## Exercise goal
The data below is to be copied exactly, line by line.

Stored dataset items
● ● ● ● ● ● ●

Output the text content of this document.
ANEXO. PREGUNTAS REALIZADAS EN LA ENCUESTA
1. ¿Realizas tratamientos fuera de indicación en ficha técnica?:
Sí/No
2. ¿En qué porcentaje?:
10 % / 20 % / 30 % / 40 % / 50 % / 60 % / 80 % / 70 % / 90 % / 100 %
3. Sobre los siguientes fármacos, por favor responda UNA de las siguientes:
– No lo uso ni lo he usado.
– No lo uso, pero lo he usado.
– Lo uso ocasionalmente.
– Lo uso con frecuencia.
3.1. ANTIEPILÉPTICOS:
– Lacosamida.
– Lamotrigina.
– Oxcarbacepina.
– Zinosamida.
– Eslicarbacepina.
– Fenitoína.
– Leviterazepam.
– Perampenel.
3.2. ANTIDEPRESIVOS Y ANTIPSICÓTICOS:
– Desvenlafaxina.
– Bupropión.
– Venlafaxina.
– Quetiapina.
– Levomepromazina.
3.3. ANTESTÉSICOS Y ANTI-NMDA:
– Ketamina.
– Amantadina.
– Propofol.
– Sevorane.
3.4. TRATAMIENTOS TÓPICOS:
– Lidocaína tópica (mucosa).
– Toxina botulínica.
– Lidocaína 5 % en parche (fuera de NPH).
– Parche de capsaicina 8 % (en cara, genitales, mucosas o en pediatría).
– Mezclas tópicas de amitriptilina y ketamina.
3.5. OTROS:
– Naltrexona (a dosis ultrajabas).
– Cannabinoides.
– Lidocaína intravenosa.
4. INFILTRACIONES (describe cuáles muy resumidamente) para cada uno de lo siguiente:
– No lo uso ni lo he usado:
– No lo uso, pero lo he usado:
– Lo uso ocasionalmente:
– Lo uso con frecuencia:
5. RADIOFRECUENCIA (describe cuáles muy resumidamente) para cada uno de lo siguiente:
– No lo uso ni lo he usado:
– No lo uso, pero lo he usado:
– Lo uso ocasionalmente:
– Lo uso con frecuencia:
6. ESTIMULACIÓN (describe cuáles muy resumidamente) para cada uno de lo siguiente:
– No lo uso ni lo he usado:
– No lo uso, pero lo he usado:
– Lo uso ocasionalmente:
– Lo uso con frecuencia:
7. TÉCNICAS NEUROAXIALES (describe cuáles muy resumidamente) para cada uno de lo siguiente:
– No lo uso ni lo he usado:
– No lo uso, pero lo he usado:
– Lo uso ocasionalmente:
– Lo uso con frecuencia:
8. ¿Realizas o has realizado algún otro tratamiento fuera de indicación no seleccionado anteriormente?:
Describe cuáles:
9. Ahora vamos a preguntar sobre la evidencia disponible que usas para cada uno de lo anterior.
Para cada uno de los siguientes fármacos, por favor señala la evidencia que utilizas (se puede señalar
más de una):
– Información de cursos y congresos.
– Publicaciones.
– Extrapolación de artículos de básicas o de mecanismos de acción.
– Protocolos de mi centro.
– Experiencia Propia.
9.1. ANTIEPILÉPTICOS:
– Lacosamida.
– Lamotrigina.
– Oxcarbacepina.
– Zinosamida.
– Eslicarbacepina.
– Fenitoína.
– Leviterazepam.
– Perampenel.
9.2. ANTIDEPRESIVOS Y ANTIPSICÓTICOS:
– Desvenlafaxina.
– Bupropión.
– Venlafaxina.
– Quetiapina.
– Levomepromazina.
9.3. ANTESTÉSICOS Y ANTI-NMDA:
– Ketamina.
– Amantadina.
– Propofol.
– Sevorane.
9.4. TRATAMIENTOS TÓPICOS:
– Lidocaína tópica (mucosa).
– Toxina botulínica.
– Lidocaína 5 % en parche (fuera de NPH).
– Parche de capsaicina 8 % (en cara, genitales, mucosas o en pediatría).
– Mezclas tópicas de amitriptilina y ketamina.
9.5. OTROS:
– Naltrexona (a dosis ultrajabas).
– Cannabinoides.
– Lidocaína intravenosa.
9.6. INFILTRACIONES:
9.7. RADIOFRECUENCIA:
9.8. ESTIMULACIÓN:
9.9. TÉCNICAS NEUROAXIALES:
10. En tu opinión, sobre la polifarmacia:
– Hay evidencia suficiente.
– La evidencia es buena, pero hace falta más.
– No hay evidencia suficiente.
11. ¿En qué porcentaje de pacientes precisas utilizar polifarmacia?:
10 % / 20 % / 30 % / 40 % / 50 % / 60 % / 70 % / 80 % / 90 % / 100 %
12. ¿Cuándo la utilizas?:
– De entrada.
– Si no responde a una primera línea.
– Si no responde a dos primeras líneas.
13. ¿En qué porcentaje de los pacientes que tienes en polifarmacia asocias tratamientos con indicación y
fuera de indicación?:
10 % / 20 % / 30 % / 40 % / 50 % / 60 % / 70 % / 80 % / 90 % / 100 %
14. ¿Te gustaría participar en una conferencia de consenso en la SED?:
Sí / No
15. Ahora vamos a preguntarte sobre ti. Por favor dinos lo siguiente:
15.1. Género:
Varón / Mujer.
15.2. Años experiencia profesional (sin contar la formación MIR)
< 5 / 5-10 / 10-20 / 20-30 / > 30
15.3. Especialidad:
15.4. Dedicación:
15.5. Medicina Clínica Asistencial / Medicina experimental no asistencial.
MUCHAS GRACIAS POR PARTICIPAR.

● ● ● ● ● ● ●

## Written answer
Output the text content of this document.
ANEXO. PREGUNTAS REALIZADAS EN LA ENCUESTA
1. ¿Realizas tratamientos fuera de indicación en ficha técnica?:
Sí/No
2. ¿En qué porcentaje?:
10 % / 20 % / 30 % / 40 % / 50 % / 60 % / 80 % / 70 % / 90 % / 100 %
3. Sobre los siguientes fármacos, por favor responda UNA de las siguientes:
– No lo uso ni lo he usado.
– No lo uso, pero lo he usado.
– Lo uso ocasionalmente.
– Lo uso con frecuencia.
3.1. ANTIEPILÉPTICOS:
– Lacosamida.
– Lamotrigina.
– Oxcarbacepina.
– Zinosamida.
– Eslicarbacepina.
– Fenitoína.
– Leviterazepam.
– Perampenel.
3.2. ANTIDEPRESIVOS Y ANTIPSICÓTICOS:
– Desvenlafaxina.
– Bupropión.
– Venlafaxina.
– Quetiapina.
– Levomepromazina.
3.3. ANTESTÉSICOS Y ANTI-NMDA:
– Ketamina.
– Amantadina.
– Propofol.
– Sevorane.
3.4. TRATAMIENTOS TÓPICOS:
– Lidocaína tópica (mucosa).
– Toxina botulínica.
– Lidocaína 5 % en parche (fuera de NPH).
– Parche de capsaicina 8 % (en cara, genitales, mucosas o en pediatría).
– Mezclas tópicas de amitriptilina y ketamina.
3.5. OTROS:
– Naltrexona (a dosis ultrajabas).
– Cannabinoides.
– Lidocaína intravenosa.
4. INFILTRACIONES (describe cuáles muy resumidamente) para cada uno de lo siguiente:
– No lo uso ni lo he usado:
– No lo uso, pero lo he usado:
– Lo uso ocasionalmente:
– Lo uso con frecuencia:
5. RADIOFRECUENCIA (describe cuáles muy resumidamente) para cada uno de lo siguiente:
– No lo uso ni lo he usado:
– No lo uso, pero lo he usado:
– Lo uso ocasionalmente:
– Lo uso con frecuencia:
6. ESTIMULACIÓN (describe cuáles muy resumidamente) para cada uno de lo siguiente:
– No lo uso ni lo he usado:
– No lo uso, pero lo he usado:
– Lo uso ocasionalmente:
– Lo uso con frecuencia:
7. TÉCNICAS NEUROAXIALES (describe cuáles muy resumidamente) para cada uno de lo siguiente:
– No lo uso ni lo he usado:
– No lo uso, pero lo he usado:
– Lo uso ocasionalmente:
– Lo uso con frecuencia:
8. ¿Realizas o has realizado algún otro tratamiento fuera de indicación no seleccionado anteriormente?:
Describe cuáles:
9. Ahora vamos a preguntar sobre la evidencia disponible que usas para cada uno de lo anterior.
Para cada uno de los siguientes fármacos, por favor señala la evidencia que utilizas (se puede señalar
más de una):
– Información de cursos y congresos.
– Publicaciones.
– Extrapolación de artículos de básicas o de mecanismos de acción.
– Protocolos de mi centro.
– Experiencia Propia.
9.1. ANTIEPILÉPTICOS:
– Lacosamida.
– Lamotrigina.
– Oxcarbacepina.
– Zinosamida.
– Eslicarbacepina.
– Fenitoína.
– Leviterazepam.
– Perampenel.
9.2. ANTIDEPRESIVOS Y ANTIPSICÓTICOS:
– Desvenlafaxina.
– Bupropión.
– Venlafaxina.
– Quetiapina.
– Levomepromazina.
9.3. ANTESTÉSICOS Y ANTI-NMDA:
– Ketamina.
– Amantadina.
– Propofol.
– Sevorane.
9.4. TRATAMIENTOS TÓPICOS:
– Lidocaína tópica (mucosa).
– Toxina botulínica.
– Lidocaína 5 % en parche (fuera de NPH).
– Parche de capsaicina 8 % (en cara, genitales, mucosas o en pediatría).
– Mezclas tópicas de amitriptilina y ketamina.
9.5. OTROS:
– Naltrexona (a dosis ultrajabas).
– Cannabinoides.
– Lidocaína intravenosa.
9.6. INFILTRACIONES:
9.7. RADIOFRECUENCIA:
9.8. ESTIMULACIÓN:
9.9. TÉCNICAS NEUROAXIALES:
10. En tu opinión, sobre la polifarmacia:
– Hay evidencia suficiente.
– La evidencia es buena, pero hace falta más.
– No hay evidencia suficiente.
11. ¿En qué porcentaje de pacientes precisas utilizar polifarmacia?:
10 % / 20 % / 30 % / 40 % / 50 % / 60 % / 70 % / 80 % / 90 % / 100 %
12. ¿Cuándo la utilizas?:
– De entrada.
– Si no responde a una primera línea.
– Si no responde a dos primeras líneas.
13. ¿En qué porcentaje de los pacientes que tienes en polifarmacia asocias tratamientos con indicación y
fuera de indicación?:
10 % / 20 % / 30 % / 40 % / 50 % / 60 % / 70 % / 80 % / 90 % / 100 %
14. ¿Te gustaría participar en una conferencia de consenso en la SED?:
Sí / No
15. Ahora vamos a preguntarte sobre ti. Por favor dinos lo siguiente:
15.1. Género:
Varón / Mujer.
15.2. Años experiencia profesional (sin contar la formación MIR)
< 5 / 5-10 / 10-20 / 20-30 / > 30
15.3. Especialidad:
15.4. Dedicación:
15.5. Medicina Clínica Asistencial / Medicina experimental no asistencial.
MUCHAS GRACIAS POR PARTICIPAR.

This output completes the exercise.